Rows from a dataset
•••

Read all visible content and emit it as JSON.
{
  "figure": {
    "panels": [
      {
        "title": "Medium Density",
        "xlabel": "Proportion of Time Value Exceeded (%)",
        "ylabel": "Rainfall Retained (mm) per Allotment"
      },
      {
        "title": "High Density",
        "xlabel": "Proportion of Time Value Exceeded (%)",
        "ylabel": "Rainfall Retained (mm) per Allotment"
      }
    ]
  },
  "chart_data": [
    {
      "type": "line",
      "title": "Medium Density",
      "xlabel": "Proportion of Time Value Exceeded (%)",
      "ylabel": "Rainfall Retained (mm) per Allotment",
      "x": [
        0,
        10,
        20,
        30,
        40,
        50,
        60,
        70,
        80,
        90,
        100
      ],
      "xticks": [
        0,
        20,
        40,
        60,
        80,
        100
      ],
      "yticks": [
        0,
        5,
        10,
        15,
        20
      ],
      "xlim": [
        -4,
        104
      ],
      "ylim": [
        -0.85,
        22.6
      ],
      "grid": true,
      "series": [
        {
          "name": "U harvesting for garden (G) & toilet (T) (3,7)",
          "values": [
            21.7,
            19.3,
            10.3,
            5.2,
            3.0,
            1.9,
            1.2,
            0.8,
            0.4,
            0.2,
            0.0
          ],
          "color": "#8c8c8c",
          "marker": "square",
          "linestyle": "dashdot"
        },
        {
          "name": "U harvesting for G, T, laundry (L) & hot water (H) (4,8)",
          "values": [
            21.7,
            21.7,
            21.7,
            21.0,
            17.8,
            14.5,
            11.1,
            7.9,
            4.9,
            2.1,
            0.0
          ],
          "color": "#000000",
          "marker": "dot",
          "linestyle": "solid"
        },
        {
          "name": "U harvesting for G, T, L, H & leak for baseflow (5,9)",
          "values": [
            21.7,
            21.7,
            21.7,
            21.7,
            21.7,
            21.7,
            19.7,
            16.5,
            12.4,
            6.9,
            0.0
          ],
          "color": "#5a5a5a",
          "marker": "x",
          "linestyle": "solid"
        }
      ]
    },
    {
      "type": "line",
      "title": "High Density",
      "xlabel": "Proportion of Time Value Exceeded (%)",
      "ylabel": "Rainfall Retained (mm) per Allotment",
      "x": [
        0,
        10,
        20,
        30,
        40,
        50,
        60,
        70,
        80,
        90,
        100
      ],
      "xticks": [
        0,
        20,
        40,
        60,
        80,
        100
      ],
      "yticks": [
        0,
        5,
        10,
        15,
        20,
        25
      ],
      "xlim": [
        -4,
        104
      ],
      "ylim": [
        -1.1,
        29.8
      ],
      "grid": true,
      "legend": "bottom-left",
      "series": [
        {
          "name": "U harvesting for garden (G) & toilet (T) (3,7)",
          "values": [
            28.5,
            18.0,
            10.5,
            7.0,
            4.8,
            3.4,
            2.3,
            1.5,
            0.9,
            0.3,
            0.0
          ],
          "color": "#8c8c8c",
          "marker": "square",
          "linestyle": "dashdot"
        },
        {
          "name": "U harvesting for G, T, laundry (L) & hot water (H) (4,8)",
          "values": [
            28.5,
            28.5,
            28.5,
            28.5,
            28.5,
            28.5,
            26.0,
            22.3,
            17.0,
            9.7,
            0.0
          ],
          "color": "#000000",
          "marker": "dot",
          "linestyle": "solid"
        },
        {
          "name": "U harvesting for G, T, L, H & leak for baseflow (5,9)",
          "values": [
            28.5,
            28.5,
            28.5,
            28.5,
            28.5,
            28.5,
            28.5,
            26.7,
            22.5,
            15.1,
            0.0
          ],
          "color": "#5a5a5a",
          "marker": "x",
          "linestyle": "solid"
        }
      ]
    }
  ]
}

•••

PROBLEM TO WORK ON: In the entries above, find each line with the word "Density" and copy it.

THE RESPONSE:
        "title": "Medium Density",
        "title": "High Density",
      "title": "Medium Density",
      "title": "High Density",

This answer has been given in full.